INSTRUCTION » Quote all of the data below exactly, please.

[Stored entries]
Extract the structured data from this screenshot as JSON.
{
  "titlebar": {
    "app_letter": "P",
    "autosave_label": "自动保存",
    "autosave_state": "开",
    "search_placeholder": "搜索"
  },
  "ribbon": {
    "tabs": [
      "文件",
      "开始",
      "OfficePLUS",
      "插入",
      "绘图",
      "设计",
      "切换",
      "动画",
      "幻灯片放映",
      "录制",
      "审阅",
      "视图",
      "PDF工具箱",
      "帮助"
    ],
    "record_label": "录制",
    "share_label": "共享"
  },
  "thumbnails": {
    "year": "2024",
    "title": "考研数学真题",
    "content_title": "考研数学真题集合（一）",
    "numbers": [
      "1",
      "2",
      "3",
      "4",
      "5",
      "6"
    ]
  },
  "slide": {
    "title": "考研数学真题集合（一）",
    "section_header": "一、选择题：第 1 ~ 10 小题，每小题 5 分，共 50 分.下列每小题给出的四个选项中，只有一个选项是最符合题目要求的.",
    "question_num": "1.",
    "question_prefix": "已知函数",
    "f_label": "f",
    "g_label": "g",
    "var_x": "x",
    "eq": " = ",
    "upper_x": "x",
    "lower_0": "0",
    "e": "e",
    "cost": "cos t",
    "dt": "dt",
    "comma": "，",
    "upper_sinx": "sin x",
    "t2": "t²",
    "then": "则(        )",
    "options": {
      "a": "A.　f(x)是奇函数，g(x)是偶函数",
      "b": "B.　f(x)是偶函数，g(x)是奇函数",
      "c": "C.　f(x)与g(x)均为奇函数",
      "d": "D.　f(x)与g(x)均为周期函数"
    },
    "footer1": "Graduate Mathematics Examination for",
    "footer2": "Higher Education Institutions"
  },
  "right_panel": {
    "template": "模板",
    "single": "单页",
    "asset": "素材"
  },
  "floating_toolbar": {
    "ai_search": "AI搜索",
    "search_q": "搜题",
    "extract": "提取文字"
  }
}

TASK RESPONSE »
Extract the structured data from this screenshot as JSON.
{
  "titlebar": {
    "app_letter": "P",
    "autosave_label": "自动保存",
    "autosave_state": "开",
    "search_placeholder": "搜索"
  },
  "ribbon": {
    "tabs": [
      "文件",
      "开始",
      "OfficePLUS",
      "插入",
      "绘图",
      "设计",
      "切换",
      "动画",
      "幻灯片放映",
      "录制",
      "审阅",
      "视图",
      "PDF工具箱",
      "帮助"
    ],
    "record_label": "录制",
    "share_label": "共享"
  },
  "thumbnails": {
    "year": "2024",
    "title": "考研数学真题",
    "content_title": "考研数学真题集合（一）",
    "numbers": [
      "1",
      "2",
      "3",
      "4",
      "5",
      "6"
    ]
  },
  "slide": {
    "title": "考研数学真题集合（一）",
    "section_header": "一、选择题：第 1 ~ 10 小题，每小题 5 分，共 50 分.下列每小题给出的四个选项中，只有一个选项是最符合题目要求的.",
    "question_num": "1.",
    "question_prefix": "已知函数",
    "f_label": "f",
    "g_label": "g",
    "var_x": "x",
    "eq": " = ",
    "upper_x": "x",
    "lower_0": "0",
    "e": "e",
    "cost": "cos t",
    "dt": "dt",
    "comma": "，",
    "upper_sinx": "sin x",
    "t2": "t²",
    "then": "则(        )",
    "options": {
      "a": "A.　f(x)是奇函数，g(x)是偶函数",
      "b": "B.　f(x)是偶函数，g(x)是奇函数",
      "c": "C.　f(x)与g(x)均为奇函数",
      "d": "D.　f(x)与g(x)均为周期函数"
    },
    "footer1": "Graduate Mathematics Examination for",
    "footer2": "Higher Education Institutions"
  },
  "right_panel": {
    "template": "模板",
    "single": "单页",
    "asset": "素材"
  },
  "floating_toolbar": {
    "ai_search": "AI搜索",
    "search_q": "搜题",
    "extract": "提取文字"
  }
}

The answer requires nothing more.